Exercise description —
Read through the data and report every line in which the word "Isidro" occurs.

(Stored items from a collection)

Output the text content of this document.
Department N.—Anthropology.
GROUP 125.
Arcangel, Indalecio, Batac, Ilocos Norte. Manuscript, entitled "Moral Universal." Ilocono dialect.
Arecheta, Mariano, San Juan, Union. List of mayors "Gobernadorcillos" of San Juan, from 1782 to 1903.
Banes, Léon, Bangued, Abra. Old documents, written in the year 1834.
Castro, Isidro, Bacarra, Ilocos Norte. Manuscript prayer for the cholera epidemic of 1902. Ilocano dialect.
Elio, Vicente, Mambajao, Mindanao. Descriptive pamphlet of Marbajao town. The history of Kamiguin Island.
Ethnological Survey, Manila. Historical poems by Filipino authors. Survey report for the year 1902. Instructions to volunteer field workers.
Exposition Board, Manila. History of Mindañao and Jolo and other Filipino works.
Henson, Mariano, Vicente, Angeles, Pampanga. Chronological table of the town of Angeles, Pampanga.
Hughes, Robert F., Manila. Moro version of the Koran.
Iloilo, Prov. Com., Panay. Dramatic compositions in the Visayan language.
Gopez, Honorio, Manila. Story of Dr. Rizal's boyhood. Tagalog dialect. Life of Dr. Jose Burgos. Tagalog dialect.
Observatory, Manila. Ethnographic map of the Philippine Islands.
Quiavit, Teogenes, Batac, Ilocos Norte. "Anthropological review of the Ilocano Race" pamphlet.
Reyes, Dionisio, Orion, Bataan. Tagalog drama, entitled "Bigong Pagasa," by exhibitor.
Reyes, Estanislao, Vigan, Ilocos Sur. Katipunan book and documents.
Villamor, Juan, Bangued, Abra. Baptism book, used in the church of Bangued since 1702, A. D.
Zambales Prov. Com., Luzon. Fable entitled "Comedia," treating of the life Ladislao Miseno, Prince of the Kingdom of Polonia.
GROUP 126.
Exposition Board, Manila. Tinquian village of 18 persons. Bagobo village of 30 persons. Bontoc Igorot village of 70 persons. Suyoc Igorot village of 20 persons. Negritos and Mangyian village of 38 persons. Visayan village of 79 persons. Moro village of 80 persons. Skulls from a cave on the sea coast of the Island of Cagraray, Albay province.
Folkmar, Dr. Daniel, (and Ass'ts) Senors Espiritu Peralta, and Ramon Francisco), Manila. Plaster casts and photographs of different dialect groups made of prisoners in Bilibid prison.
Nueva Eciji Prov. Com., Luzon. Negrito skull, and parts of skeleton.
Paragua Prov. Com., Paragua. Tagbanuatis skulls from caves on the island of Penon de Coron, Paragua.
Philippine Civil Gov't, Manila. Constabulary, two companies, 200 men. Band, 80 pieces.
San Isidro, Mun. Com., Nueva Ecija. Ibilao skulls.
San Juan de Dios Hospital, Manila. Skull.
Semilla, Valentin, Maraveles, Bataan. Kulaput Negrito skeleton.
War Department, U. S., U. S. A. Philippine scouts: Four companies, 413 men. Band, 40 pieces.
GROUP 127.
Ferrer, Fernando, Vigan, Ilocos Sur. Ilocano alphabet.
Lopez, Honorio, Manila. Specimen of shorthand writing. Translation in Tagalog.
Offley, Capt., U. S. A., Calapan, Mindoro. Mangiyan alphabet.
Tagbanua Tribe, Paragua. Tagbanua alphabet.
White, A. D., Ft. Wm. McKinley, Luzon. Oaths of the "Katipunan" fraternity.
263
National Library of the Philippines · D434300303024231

Answer to the exercise —
Castro, Isidro, Bacarra, Ilocos Norte. Manuscript prayer for the cholera epidemic of 1902. Ilocano dialect.
San Isidro, Mun. Com., Nueva Ecija. Ibilao skulls.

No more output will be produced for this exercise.